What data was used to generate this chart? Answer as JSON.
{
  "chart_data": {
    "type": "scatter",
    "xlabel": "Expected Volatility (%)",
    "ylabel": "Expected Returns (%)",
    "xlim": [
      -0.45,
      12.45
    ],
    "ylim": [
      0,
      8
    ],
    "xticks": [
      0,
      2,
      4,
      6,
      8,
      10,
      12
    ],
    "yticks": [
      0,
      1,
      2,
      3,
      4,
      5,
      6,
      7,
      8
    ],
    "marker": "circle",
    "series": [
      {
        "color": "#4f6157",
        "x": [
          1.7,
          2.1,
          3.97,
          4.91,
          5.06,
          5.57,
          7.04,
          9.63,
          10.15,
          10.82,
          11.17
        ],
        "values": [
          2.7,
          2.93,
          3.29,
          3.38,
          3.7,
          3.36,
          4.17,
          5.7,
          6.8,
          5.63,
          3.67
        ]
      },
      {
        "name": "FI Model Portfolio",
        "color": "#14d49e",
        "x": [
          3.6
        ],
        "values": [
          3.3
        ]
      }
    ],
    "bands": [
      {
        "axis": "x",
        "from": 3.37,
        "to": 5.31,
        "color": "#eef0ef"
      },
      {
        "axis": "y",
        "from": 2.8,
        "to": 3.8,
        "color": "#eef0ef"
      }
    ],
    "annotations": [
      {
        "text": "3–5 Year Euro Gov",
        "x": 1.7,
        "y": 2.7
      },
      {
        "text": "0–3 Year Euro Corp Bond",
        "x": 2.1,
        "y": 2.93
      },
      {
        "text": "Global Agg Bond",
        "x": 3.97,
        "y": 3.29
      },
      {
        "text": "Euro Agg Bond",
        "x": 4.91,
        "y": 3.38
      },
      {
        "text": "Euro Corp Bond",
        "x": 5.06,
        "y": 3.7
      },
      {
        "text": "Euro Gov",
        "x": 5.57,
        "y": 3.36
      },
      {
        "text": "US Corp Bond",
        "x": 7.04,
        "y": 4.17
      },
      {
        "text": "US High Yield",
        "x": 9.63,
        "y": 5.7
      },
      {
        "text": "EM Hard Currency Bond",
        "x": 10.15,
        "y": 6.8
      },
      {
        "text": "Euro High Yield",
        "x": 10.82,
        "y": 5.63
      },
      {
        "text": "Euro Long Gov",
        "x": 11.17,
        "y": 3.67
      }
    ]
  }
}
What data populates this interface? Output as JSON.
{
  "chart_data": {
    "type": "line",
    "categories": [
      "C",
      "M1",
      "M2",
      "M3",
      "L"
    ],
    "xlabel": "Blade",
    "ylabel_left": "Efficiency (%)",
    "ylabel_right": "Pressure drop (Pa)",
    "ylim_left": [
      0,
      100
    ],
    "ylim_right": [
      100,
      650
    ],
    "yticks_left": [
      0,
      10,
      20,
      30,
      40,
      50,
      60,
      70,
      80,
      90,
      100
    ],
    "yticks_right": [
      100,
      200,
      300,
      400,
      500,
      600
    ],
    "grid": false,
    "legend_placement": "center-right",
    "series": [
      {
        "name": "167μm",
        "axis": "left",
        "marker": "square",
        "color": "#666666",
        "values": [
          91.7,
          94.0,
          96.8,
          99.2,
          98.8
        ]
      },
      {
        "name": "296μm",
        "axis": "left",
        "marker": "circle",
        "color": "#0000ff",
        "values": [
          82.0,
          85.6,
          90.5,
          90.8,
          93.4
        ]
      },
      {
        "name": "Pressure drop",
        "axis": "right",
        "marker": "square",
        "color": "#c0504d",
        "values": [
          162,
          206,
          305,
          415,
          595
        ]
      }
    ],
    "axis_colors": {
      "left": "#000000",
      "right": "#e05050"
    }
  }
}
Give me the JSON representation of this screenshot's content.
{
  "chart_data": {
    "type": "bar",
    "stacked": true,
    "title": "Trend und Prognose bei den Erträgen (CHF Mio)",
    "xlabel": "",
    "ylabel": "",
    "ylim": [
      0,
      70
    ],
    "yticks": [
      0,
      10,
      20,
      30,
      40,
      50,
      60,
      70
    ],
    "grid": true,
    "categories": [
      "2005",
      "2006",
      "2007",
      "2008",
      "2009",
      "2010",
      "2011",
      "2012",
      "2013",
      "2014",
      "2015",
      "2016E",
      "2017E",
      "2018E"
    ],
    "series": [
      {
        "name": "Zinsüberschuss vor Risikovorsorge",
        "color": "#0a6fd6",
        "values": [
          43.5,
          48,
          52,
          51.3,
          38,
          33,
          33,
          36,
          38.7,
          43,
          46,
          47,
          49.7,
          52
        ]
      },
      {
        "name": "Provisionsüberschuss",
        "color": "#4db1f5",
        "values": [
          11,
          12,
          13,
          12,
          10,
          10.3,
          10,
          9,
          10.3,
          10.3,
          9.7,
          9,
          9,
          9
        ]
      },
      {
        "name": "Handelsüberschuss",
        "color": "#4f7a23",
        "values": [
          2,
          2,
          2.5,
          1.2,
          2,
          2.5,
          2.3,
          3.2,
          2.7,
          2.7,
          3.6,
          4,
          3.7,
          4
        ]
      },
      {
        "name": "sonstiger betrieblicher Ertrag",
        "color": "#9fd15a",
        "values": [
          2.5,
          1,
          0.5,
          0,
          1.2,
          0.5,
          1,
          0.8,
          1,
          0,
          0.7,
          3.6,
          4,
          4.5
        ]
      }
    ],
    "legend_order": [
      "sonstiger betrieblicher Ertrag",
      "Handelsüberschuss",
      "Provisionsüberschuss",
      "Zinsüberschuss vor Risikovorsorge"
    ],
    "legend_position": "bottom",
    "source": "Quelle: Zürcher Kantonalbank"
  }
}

> [YOUR OBJECTIVE]: Copy out the whole listing, exactly as written.

> [RESPONSE BELOW]:
What data was used to generate this chart? Answer as JSON.
{
  "chart_data": {
    "type": "scatter",
    "xlabel": "Expected Volatility (%)",
    "ylabel": "Expected Returns (%)",
    "xlim": [
      -0.45,
      12.45
    ],
    "ylim": [
      0,
      8
    ],
    "xticks": [
      0,
      2,
      4,
      6,
      8,
      10,
      12
    ],
    "yticks": [
      0,
      1,
      2,
      3,
      4,
      5,
      6,
      7,
      8
    ],
    "marker": "circle",
    "series": [
      {
        "color": "#4f6157",
        "x": [
          1.7,
          2.1,
          3.97,
          4.91,
          5.06,
          5.57,
          7.04,
          9.63,
          10.15,
          10.82,
          11.17
        ],
        "values": [
          2.7,
          2.93,
          3.29,
          3.38,
          3.7,
          3.36,
          4.17,
          5.7,
          6.8,
          5.63,
          3.67
        ]
      },
      {
        "name": "FI Model Portfolio",
        "color": "#14d49e",
        "x": [
          3.6
        ],
        "values": [
          3.3
        ]
      }
    ],
    "bands": [
      {
        "axis": "x",
        "from": 3.37,
        "to": 5.31,
        "color": "#eef0ef"
      },
      {
        "axis": "y",
        "from": 2.8,
        "to": 3.8,
        "color": "#eef0ef"
      }
    ],
    "annotations": [
      {
        "text": "3–5 Year Euro Gov",
        "x": 1.7,
        "y": 2.7
      },
      {
        "text": "0–3 Year Euro Corp Bond",
        "x": 2.1,
        "y": 2.93
      },
      {
        "text": "Global Agg Bond",
        "x": 3.97,
        "y": 3.29
      },
      {
        "text": "Euro Agg Bond",
        "x": 4.91,
        "y": 3.38
      },
      {
        "text": "Euro Corp Bond",
        "x": 5.06,
        "y": 3.7
      },
      {
        "text": "Euro Gov",
        "x": 5.57,
        "y": 3.36
      },
      {
        "text": "US Corp Bond",
        "x": 7.04,
        "y": 4.17
      },
      {
        "text": "US High Yield",
        "x": 9.63,
        "y": 5.7
      },
      {
        "text": "EM Hard Currency Bond",
        "x": 10.15,
        "y": 6.8
      },
      {
        "text": "Euro High Yield",
        "x": 10.82,
        "y": 5.63
      },
      {
        "text": "Euro Long Gov",
        "x": 11.17,
        "y": 3.67
      }
    ]
  }
}
What data populates this interface? Output as JSON.
{
  "chart_data": {
    "type": "line",
    "categories": [
      "C",
      "M1",
      "M2",
      "M3",
      "L"
    ],
    "xlabel": "Blade",
    "ylabel_left": "Efficiency (%)",
    "ylabel_right": "Pressure drop (Pa)",
    "ylim_left": [
      0,
      100
    ],
    "ylim_right": [
      100,
      650
    ],
    "yticks_left": [
      0,
      10,
      20,
      30,
      40,
      50,
      60,
      70,
      80,
      90,
      100
    ],
    "yticks_right": [
      100,
      200,
      300,
      400,
      500,
      600
    ],
    "grid": false,
    "legend_placement": "center-right",
    "series": [
      {
        "name": "167μm",
        "axis": "left",
        "marker": "square",
        "color": "#666666",
        "values": [
          91.7,
          94.0,
          96.8,
          99.2,
          98.8
        ]
      },
      {
        "name": "296μm",
        "axis": "left",
        "marker": "circle",
        "color": "#0000ff",
        "values": [
          82.0,
          85.6,
          90.5,
          90.8,
          93.4
        ]
      },
      {
        "name": "Pressure drop",
        "axis": "right",
        "marker": "square",
        "color": "#c0504d",
        "values": [
          162,
          206,
          305,
          415,
          595
        ]
      }
    ],
    "axis_colors": {
      "left": "#000000",
      "right": "#e05050"
    }
  }
}
Give me the JSON representation of this screenshot's content.
{
  "chart_data": {
    "type": "bar",
    "stacked": true,
    "title": "Trend und Prognose bei den Erträgen (CHF Mio)",
    "xlabel": "",
    "ylabel": "",
    "ylim": [
      0,
      70
    ],
    "yticks": [
      0,
      10,
      20,
      30,
      40,
      50,
      60,
      70
    ],
    "grid": true,
    "categories": [
      "2005",
      "2006",
      "2007",
      "2008",
      "2009",
      "2010",
      "2011",
      "2012",
      "2013",
      "2014",
      "2015",
      "2016E",
      "2017E",
      "2018E"
    ],
    "series": [
      {
        "name": "Zinsüberschuss vor Risikovorsorge",
        "color": "#0a6fd6",
        "values": [
          43.5,
          48,
          52,
          51.3,
          38,
          33,
          33,
          36,
          38.7,
          43,
          46,
          47,
          49.7,
          52
        ]
      },
      {
        "name": "Provisionsüberschuss",
        "color": "#4db1f5",
        "values": [
          11,
          12,
          13,
          12,
          10,
          10.3,
          10,
          9,
          10.3,
          10.3,
          9.7,
          9,
          9,
          9
        ]
      },
      {
        "name": "Handelsüberschuss",
        "color": "#4f7a23",
        "values": [
          2,
          2,
          2.5,
          1.2,
          2,
          2.5,
          2.3,
          3.2,
          2.7,
          2.7,
          3.6,
          4,
          3.7,
          4
        ]
      },
      {
        "name": "sonstiger betrieblicher Ertrag",
        "color": "#9fd15a",
        "values": [
          2.5,
          1,
          0.5,
          0,
          1.2,
          0.5,
          1,
          0.8,
          1,
          0,
          0.7,
          3.6,
          4,
          4.5
        ]
      }
    ],
    "legend_order": [
      "sonstiger betrieblicher Ertrag",
      "Handelsüberschuss",
      "Provisionsüberschuss",
      "Zinsüberschuss vor Risikovorsorge"
    ],
    "legend_position": "bottom",
    "source": "Quelle: Zürcher Kantonalbank"
  }
}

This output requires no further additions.